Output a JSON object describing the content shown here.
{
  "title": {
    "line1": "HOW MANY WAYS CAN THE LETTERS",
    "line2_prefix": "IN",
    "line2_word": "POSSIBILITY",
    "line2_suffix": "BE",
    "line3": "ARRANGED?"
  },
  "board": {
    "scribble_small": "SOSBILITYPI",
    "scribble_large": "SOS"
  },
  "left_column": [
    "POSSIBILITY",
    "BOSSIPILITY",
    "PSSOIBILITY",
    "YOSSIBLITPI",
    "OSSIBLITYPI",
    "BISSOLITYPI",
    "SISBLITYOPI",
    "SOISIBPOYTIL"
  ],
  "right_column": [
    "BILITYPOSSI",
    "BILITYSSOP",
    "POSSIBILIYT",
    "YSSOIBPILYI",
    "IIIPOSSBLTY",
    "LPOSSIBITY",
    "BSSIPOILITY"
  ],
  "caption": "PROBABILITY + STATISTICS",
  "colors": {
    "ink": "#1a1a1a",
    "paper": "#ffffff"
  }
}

—————

Exercise goal: Filter the records above for "POSSIBILITY" and copy every matching line.

Output for this task:
    "line2_word": "POSSIBILITY",
    "POSSIBILITY",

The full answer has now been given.